The records:
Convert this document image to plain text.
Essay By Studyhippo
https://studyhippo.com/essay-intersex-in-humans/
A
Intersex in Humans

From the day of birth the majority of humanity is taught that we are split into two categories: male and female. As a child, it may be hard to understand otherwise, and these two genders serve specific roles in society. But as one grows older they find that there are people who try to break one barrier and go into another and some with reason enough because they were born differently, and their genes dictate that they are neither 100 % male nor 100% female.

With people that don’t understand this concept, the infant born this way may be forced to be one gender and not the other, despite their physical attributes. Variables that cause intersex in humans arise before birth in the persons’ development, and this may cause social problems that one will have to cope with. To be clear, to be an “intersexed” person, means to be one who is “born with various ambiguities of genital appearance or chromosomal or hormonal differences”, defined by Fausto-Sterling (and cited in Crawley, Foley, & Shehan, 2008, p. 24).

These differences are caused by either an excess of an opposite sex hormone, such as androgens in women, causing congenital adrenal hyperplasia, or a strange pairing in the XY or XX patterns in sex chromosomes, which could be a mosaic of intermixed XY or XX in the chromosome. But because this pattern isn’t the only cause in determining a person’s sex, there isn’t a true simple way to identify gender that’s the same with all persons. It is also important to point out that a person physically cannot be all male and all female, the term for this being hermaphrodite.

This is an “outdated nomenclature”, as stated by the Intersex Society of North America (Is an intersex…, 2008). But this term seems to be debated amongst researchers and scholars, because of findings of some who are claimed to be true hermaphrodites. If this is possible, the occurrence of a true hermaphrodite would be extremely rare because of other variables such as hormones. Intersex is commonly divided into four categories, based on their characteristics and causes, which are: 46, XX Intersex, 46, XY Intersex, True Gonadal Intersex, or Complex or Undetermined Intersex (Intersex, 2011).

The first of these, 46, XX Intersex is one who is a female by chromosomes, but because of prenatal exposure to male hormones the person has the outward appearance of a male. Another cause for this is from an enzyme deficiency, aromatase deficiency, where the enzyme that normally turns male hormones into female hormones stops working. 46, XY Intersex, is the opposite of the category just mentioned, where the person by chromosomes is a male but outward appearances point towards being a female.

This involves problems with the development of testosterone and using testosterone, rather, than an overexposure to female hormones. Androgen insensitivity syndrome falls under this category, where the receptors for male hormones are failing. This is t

Work required: Transcribe every record above exactly as it appears.

Solution to this exercise:
Convert this document image to plain text.
Essay By Studyhippo
https://studyhippo.com/essay-intersex-in-humans/
A
Intersex in Humans

From the day of birth the majority of humanity is taught that we are split into two categories: male and female. As a child, it may be hard to understand otherwise, and these two genders serve specific roles in society. But as one grows older they find that there are people who try to break one barrier and go into another and some with reason enough because they were born differently, and their genes dictate that they are neither 100 % male nor 100% female.

With people that don’t understand this concept, the infant born this way may be forced to be one gender and not the other, despite their physical attributes. Variables that cause intersex in humans arise before birth in the persons’ development, and this may cause social problems that one will have to cope with. To be clear, to be an “intersexed” person, means to be one who is “born with various ambiguities of genital appearance or chromosomal or hormonal differences”, defined by Fausto-Sterling (and cited in Crawley, Foley, & Shehan, 2008, p. 24).

These differences are caused by either an excess of an opposite sex hormone, such as androgens in women, causing congenital adrenal hyperplasia, or a strange pairing in the XY or XX patterns in sex chromosomes, which could be a mosaic of intermixed XY or XX in the chromosome. But because this pattern isn’t the only cause in determining a person’s sex, there isn’t a true simple way to identify gender that’s the same with all persons. It is also important to point out that a person physically cannot be all male and all female, the term for this being hermaphrodite.

This is an “outdated nomenclature”, as stated by the Intersex Society of North America (Is an intersex…, 2008). But this term seems to be debated amongst researchers and scholars, because of findings of some who are claimed to be true hermaphrodites. If this is possible, the occurrence of a true hermaphrodite would be extremely rare because of other variables such as hormones. Intersex is commonly divided into four categories, based on their characteristics and causes, which are: 46, XX Intersex, 46, XY Intersex, True Gonadal Intersex, or Complex or Undetermined Intersex (Intersex, 2011).

The first of these, 46, XX Intersex is one who is a female by chromosomes, but because of prenatal exposure to male hormones the person has the outward appearance of a male. Another cause for this is from an enzyme deficiency, aromatase deficiency, where the enzyme that normally turns male hormones into female hormones stops working. 46, XY Intersex, is the opposite of the category just mentioned, where the person by chromosomes is a male but outward appearances point towards being a female.

This involves problems with the development of testosterone and using testosterone, rather, than an overexposure to female hormones. Androgen insensitivity syndrome falls under this category, where the receptors for male hormones are failing. This is t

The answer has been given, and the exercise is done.